*INPUT MATERIAL*
□ □ □

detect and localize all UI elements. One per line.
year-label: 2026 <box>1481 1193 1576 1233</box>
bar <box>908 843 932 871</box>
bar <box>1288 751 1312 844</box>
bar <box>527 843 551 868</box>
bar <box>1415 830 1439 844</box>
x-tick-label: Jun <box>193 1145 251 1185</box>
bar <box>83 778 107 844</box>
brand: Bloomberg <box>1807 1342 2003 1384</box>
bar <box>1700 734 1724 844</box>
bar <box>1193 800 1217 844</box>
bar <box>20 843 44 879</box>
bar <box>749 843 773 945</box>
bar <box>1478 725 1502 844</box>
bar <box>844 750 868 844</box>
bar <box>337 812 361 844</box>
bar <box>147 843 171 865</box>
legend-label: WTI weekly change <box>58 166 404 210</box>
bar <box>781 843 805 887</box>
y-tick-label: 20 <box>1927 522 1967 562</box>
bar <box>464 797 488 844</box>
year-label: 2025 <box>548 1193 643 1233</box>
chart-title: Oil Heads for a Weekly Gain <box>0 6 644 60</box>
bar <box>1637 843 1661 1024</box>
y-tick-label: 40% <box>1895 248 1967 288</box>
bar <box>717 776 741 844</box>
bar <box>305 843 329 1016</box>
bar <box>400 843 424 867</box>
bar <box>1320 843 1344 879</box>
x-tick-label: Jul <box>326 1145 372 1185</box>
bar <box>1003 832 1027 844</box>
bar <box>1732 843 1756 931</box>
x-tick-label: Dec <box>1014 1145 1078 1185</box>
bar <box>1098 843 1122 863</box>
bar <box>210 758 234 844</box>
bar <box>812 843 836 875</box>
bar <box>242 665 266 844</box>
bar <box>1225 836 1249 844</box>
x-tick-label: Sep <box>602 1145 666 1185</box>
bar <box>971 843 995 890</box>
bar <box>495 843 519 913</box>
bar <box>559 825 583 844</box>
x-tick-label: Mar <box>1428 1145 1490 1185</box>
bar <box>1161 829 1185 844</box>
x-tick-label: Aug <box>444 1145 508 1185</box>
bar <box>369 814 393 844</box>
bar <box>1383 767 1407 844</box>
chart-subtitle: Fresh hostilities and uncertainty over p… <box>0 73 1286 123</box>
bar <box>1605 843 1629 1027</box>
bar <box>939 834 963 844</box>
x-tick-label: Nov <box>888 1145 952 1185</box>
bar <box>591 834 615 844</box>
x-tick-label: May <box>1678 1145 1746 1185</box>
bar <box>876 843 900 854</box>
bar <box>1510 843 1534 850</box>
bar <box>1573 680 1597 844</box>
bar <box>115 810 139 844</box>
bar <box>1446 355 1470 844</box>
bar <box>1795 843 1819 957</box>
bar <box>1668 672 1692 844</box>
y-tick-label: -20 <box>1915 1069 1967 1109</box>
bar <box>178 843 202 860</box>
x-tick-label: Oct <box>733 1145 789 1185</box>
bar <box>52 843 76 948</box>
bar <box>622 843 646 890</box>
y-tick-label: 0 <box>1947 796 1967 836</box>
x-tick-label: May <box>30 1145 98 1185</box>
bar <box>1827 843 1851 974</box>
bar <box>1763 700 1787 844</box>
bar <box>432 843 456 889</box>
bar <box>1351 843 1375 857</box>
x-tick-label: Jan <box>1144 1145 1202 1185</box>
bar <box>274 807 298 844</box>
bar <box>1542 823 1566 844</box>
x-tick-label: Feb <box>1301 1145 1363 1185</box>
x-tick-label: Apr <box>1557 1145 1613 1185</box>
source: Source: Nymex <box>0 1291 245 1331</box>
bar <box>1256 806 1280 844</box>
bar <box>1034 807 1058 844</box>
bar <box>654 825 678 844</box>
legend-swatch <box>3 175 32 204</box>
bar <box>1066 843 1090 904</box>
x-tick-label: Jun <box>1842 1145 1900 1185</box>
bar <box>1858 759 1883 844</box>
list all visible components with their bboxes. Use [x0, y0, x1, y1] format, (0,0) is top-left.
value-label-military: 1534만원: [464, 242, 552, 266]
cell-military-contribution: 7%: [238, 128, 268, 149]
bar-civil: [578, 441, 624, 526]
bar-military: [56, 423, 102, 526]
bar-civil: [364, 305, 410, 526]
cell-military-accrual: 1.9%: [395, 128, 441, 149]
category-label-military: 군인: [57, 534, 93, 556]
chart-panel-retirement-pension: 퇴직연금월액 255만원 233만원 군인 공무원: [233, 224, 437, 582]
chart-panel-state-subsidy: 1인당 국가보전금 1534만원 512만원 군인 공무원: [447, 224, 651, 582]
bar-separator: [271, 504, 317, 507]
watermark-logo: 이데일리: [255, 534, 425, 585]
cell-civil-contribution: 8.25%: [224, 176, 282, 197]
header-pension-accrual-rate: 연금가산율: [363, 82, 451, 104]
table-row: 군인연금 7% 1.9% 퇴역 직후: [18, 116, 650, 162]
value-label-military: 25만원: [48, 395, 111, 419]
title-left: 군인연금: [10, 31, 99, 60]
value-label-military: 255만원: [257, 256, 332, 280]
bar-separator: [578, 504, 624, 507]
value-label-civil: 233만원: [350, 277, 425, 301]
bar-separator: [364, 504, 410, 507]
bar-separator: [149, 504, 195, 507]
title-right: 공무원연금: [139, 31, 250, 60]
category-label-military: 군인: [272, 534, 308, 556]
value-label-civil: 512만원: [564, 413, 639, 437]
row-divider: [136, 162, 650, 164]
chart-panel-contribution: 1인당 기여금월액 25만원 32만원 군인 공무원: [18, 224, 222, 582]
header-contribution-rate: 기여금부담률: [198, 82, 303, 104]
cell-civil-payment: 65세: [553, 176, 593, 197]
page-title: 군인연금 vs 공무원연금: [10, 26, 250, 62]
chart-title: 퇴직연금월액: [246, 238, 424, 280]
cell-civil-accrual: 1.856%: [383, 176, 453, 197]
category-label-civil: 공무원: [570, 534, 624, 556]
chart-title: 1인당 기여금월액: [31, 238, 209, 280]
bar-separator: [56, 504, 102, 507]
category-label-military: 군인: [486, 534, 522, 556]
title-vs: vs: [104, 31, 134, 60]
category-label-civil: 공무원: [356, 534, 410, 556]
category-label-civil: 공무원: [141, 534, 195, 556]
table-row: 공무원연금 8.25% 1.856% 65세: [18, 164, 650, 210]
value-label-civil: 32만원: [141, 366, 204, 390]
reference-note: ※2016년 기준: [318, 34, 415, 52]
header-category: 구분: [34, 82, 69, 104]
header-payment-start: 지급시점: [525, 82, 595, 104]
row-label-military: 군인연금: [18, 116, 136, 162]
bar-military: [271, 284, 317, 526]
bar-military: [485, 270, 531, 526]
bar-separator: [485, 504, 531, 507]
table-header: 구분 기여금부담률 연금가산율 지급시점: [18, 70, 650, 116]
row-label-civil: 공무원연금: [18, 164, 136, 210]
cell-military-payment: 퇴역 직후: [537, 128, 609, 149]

□ □ □

*WHAT YOU NEED TO DO*
Can you copy out this whole listing again, line for line and character for character, without changing anything?

*ANSWER FOR THIS EXERCISE*
detect and localize all UI elements. One per line.
year-label: 2026 <box>1481 1193 1576 1233</box>
bar <box>908 843 932 871</box>
bar <box>1288 751 1312 844</box>
bar <box>527 843 551 868</box>
bar <box>1415 830 1439 844</box>
x-tick-label: Jun <box>193 1145 251 1185</box>
bar <box>83 778 107 844</box>
brand: Bloomberg <box>1807 1342 2003 1384</box>
bar <box>1700 734 1724 844</box>
bar <box>1193 800 1217 844</box>
bar <box>20 843 44 879</box>
bar <box>749 843 773 945</box>
bar <box>1478 725 1502 844</box>
bar <box>844 750 868 844</box>
bar <box>337 812 361 844</box>
bar <box>147 843 171 865</box>
legend-label: WTI weekly change <box>58 166 404 210</box>
bar <box>781 843 805 887</box>
y-tick-label: 20 <box>1927 522 1967 562</box>
bar <box>464 797 488 844</box>
year-label: 2025 <box>548 1193 643 1233</box>
chart-title: Oil Heads for a Weekly Gain <box>0 6 644 60</box>
bar <box>1637 843 1661 1024</box>
y-tick-label: 40% <box>1895 248 1967 288</box>
bar <box>717 776 741 844</box>
bar <box>305 843 329 1016</box>
bar <box>400 843 424 867</box>
bar <box>1320 843 1344 879</box>
x-tick-label: Jul <box>326 1145 372 1185</box>
bar <box>1003 832 1027 844</box>
bar <box>1732 843 1756 931</box>
x-tick-label: Dec <box>1014 1145 1078 1185</box>
bar <box>1098 843 1122 863</box>
bar <box>210 758 234 844</box>
bar <box>812 843 836 875</box>
bar <box>242 665 266 844</box>
bar <box>1225 836 1249 844</box>
x-tick-label: Sep <box>602 1145 666 1185</box>
bar <box>971 843 995 890</box>
bar <box>495 843 519 913</box>
bar <box>559 825 583 844</box>
x-tick-label: Mar <box>1428 1145 1490 1185</box>
bar <box>1161 829 1185 844</box>
x-tick-label: Aug <box>444 1145 508 1185</box>
bar <box>369 814 393 844</box>
bar <box>1383 767 1407 844</box>
chart-subtitle: Fresh hostilities and uncertainty over p… <box>0 73 1286 123</box>
bar <box>1605 843 1629 1027</box>
bar <box>939 834 963 844</box>
x-tick-label: Nov <box>888 1145 952 1185</box>
bar <box>591 834 615 844</box>
x-tick-label: May <box>1678 1145 1746 1185</box>
bar <box>876 843 900 854</box>
bar <box>1510 843 1534 850</box>
bar <box>1573 680 1597 844</box>
bar <box>115 810 139 844</box>
bar <box>1446 355 1470 844</box>
bar <box>1795 843 1819 957</box>
bar <box>1668 672 1692 844</box>
y-tick-label: -20 <box>1915 1069 1967 1109</box>
bar <box>178 843 202 860</box>
x-tick-label: Oct <box>733 1145 789 1185</box>
bar <box>52 843 76 948</box>
bar <box>622 843 646 890</box>
y-tick-label: 0 <box>1947 796 1967 836</box>
x-tick-label: May <box>30 1145 98 1185</box>
bar <box>1827 843 1851 974</box>
bar <box>1763 700 1787 844</box>
bar <box>432 843 456 889</box>
bar <box>1351 843 1375 857</box>
x-tick-label: Jan <box>1144 1145 1202 1185</box>
bar <box>274 807 298 844</box>
bar <box>1542 823 1566 844</box>
x-tick-label: Feb <box>1301 1145 1363 1185</box>
x-tick-label: Apr <box>1557 1145 1613 1185</box>
source: Source: Nymex <box>0 1291 245 1331</box>
bar <box>1256 806 1280 844</box>
bar <box>1034 807 1058 844</box>
bar <box>654 825 678 844</box>
legend-swatch <box>3 175 32 204</box>
bar <box>1066 843 1090 904</box>
x-tick-label: Jun <box>1842 1145 1900 1185</box>
bar <box>1858 759 1883 844</box>
list all visible components with their bboxes. Use [x0, y0, x1, y1] format, (0,0) is top-left.
value-label-military: 1534만원: [464, 242, 552, 266]
cell-military-contribution: 7%: [238, 128, 268, 149]
bar-civil: [578, 441, 624, 526]
bar-military: [56, 423, 102, 526]
bar-civil: [364, 305, 410, 526]
cell-military-accrual: 1.9%: [395, 128, 441, 149]
category-label-military: 군인: [57, 534, 93, 556]
chart-panel-retirement-pension: 퇴직연금월액 255만원 233만원 군인 공무원: [233, 224, 437, 582]
chart-panel-state-subsidy: 1인당 국가보전금 1534만원 512만원 군인 공무원: [447, 224, 651, 582]
bar-separator: [271, 504, 317, 507]
watermark-logo: 이데일리: [255, 534, 425, 585]
cell-civil-contribution: 8.25%: [224, 176, 282, 197]
header-pension-accrual-rate: 연금가산율: [363, 82, 451, 104]
table-row: 군인연금 7% 1.9% 퇴역 직후: [18, 116, 650, 162]
value-label-military: 25만원: [48, 395, 111, 419]
title-left: 군인연금: [10, 31, 99, 60]
value-label-military: 255만원: [257, 256, 332, 280]
bar-separator: [578, 504, 624, 507]
value-label-civil: 233만원: [350, 277, 425, 301]
bar-separator: [364, 504, 410, 507]
bar-separator: [149, 504, 195, 507]
title-right: 공무원연금: [139, 31, 250, 60]
category-label-military: 군인: [272, 534, 308, 556]
value-label-civil: 512만원: [564, 413, 639, 437]
row-divider: [136, 162, 650, 164]
chart-panel-contribution: 1인당 기여금월액 25만원 32만원 군인 공무원: [18, 224, 222, 582]
header-contribution-rate: 기여금부담률: [198, 82, 303, 104]
cell-civil-payment: 65세: [553, 176, 593, 197]
page-title: 군인연금 vs 공무원연금: [10, 26, 250, 62]
chart-title: 퇴직연금월액: [246, 238, 424, 280]
cell-civil-accrual: 1.856%: [383, 176, 453, 197]
category-label-civil: 공무원: [570, 534, 624, 556]
chart-title: 1인당 기여금월액: [31, 238, 209, 280]
bar-separator: [56, 504, 102, 507]
category-label-military: 군인: [486, 534, 522, 556]
title-vs: vs: [104, 31, 134, 60]
category-label-civil: 공무원: [356, 534, 410, 556]
category-label-civil: 공무원: [141, 534, 195, 556]
table-row: 공무원연금 8.25% 1.856% 65세: [18, 164, 650, 210]
value-label-civil: 32만원: [141, 366, 204, 390]
reference-note: ※2016년 기준: [318, 34, 415, 52]
header-category: 구분: [34, 82, 69, 104]
header-payment-start: 지급시점: [525, 82, 595, 104]
row-label-military: 군인연금: [18, 116, 136, 162]
bar-military: [271, 284, 317, 526]
bar-military: [485, 270, 531, 526]
bar-separator: [485, 504, 531, 507]
table-header: 구분 기여금부담률 연금가산율 지급시점: [18, 70, 650, 116]
row-label-civil: 공무원연금: [18, 164, 136, 210]
cell-military-payment: 퇴역 직후: [537, 128, 609, 149]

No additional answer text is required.